* **Problem**
Transcribe all records exactly.

Dataset listings of figures

***

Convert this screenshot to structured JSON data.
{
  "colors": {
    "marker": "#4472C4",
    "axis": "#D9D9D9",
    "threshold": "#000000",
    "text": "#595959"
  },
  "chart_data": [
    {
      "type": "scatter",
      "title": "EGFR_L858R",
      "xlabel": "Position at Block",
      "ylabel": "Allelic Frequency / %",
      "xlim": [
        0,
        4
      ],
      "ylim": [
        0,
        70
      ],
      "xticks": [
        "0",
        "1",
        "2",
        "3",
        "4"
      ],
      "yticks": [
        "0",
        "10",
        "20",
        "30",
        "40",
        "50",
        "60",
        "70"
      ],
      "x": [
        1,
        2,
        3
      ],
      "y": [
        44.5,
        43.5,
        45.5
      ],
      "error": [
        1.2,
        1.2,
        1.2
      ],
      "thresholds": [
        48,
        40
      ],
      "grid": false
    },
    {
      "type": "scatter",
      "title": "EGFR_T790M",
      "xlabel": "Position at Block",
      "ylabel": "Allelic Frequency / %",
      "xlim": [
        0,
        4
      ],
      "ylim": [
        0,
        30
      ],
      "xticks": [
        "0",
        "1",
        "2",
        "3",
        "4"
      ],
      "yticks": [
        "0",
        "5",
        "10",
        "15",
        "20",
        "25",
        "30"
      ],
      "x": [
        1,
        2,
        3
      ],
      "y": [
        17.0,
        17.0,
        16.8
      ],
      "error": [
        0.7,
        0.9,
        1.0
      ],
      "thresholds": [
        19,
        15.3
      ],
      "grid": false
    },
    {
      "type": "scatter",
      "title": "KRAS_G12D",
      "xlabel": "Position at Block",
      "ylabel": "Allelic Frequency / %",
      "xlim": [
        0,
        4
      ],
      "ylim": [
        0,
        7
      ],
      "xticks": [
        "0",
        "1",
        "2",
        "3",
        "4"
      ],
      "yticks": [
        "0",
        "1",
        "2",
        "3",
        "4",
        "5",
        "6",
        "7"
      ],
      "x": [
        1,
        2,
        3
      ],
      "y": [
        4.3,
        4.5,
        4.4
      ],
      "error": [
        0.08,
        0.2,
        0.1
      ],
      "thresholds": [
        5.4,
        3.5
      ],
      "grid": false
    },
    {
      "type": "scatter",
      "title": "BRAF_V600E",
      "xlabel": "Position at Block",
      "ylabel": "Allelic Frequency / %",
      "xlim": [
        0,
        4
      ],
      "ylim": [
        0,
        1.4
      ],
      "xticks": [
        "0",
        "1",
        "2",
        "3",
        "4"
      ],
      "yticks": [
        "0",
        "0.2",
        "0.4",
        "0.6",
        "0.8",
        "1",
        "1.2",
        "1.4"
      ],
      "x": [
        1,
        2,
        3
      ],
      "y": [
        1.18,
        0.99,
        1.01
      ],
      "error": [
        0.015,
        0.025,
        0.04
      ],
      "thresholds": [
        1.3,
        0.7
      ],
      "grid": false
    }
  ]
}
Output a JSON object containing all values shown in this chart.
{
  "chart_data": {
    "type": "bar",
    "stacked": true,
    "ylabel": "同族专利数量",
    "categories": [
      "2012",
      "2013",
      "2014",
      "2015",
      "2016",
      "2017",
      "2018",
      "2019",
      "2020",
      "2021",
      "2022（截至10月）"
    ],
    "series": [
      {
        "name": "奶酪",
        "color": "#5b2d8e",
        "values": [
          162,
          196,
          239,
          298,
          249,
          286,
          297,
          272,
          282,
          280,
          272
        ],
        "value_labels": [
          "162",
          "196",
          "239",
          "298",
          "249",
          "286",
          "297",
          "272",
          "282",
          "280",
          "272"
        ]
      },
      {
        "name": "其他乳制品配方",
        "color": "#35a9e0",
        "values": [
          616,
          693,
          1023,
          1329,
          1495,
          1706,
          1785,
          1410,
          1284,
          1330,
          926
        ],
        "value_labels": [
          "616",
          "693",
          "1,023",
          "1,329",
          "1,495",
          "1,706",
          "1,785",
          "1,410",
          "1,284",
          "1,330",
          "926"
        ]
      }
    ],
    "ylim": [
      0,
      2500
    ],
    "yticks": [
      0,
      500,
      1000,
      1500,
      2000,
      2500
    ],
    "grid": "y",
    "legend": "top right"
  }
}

***

* **Response for this exercise**
Convert this screenshot to structured JSON data.
{
  "colors": {
    "marker": "#4472C4",
    "axis": "#D9D9D9",
    "threshold": "#000000",
    "text": "#595959"
  },
  "chart_data": [
    {
      "type": "scatter",
      "title": "EGFR_L858R",
      "xlabel": "Position at Block",
      "ylabel": "Allelic Frequency / %",
      "xlim": [
        0,
        4
      ],
      "ylim": [
        0,
        70
      ],
      "xticks": [
        "0",
        "1",
        "2",
        "3",
        "4"
      ],
      "yticks": [
        "0",
        "10",
        "20",
        "30",
        "40",
        "50",
        "60",
        "70"
      ],
      "x": [
        1,
        2,
        3
      ],
      "y": [
        44.5,
        43.5,
        45.5
      ],
      "error": [
        1.2,
        1.2,
        1.2
      ],
      "thresholds": [
        48,
        40
      ],
      "grid": false
    },
    {
      "type": "scatter",
      "title": "EGFR_T790M",
      "xlabel": "Position at Block",
      "ylabel": "Allelic Frequency / %",
      "xlim": [
        0,
        4
      ],
      "ylim": [
        0,
        30
      ],
      "xticks": [
        "0",
        "1",
        "2",
        "3",
        "4"
      ],
      "yticks": [
        "0",
        "5",
        "10",
        "15",
        "20",
        "25",
        "30"
      ],
      "x": [
        1,
        2,
        3
      ],
      "y": [
        17.0,
        17.0,
        16.8
      ],
      "error": [
        0.7,
        0.9,
        1.0
      ],
      "thresholds": [
        19,
        15.3
      ],
      "grid": false
    },
    {
      "type": "scatter",
      "title": "KRAS_G12D",
      "xlabel": "Position at Block",
      "ylabel": "Allelic Frequency / %",
      "xlim": [
        0,
        4
      ],
      "ylim": [
        0,
        7
      ],
      "xticks": [
        "0",
        "1",
        "2",
        "3",
        "4"
      ],
      "yticks": [
        "0",
        "1",
        "2",
        "3",
        "4",
        "5",
        "6",
        "7"
      ],
      "x": [
        1,
        2,
        3
      ],
      "y": [
        4.3,
        4.5,
        4.4
      ],
      "error": [
        0.08,
        0.2,
        0.1
      ],
      "thresholds": [
        5.4,
        3.5
      ],
      "grid": false
    },
    {
      "type": "scatter",
      "title": "BRAF_V600E",
      "xlabel": "Position at Block",
      "ylabel": "Allelic Frequency / %",
      "xlim": [
        0,
        4
      ],
      "ylim": [
        0,
        1.4
      ],
      "xticks": [
        "0",
        "1",
        "2",
        "3",
        "4"
      ],
      "yticks": [
        "0",
        "0.2",
        "0.4",
        "0.6",
        "0.8",
        "1",
        "1.2",
        "1.4"
      ],
      "x": [
        1,
        2,
        3
      ],
      "y": [
        1.18,
        0.99,
        1.01
      ],
      "error": [
        0.015,
        0.025,
        0.04
      ],
      "thresholds": [
        1.3,
        0.7
      ],
      "grid": false
    }
  ]
}
Output a JSON object containing all values shown in this chart.
{
  "chart_data": {
    "type": "bar",
    "stacked": true,
    "ylabel": "同族专利数量",
    "categories": [
      "2012",
      "2013",
      "2014",
      "2015",
      "2016",
      "2017",
      "2018",
      "2019",
      "2020",
      "2021",
      "2022（截至10月）"
    ],
    "series": [
      {
        "name": "奶酪",
        "color": "#5b2d8e",
        "values": [
          162,
          196,
          239,
          298,
          249,
          286,
          297,
          272,
          282,
          280,
          272
        ],
        "value_labels": [
          "162",
          "196",
          "239",
          "298",
          "249",
          "286",
          "297",
          "272",
          "282",
          "280",
          "272"
        ]
      },
      {
        "name": "其他乳制品配方",
        "color": "#35a9e0",
        "values": [
          616,
          693,
          1023,
          1329,
          1495,
          1706,
          1785,
          1410,
          1284,
          1330,
          926
        ],
        "value_labels": [
          "616",
          "693",
          "1,023",
          "1,329",
          "1,495",
          "1,706",
          "1,785",
          "1,410",
          "1,284",
          "1,330",
          "926"
        ]
      }
    ],
    "ylim": [
      0,
      2500
    ],
    "yticks": [
      0,
      500,
      1000,
      1500,
      2000,
      2500
    ],
    "grid": "y",
    "legend": "top right"
  }
}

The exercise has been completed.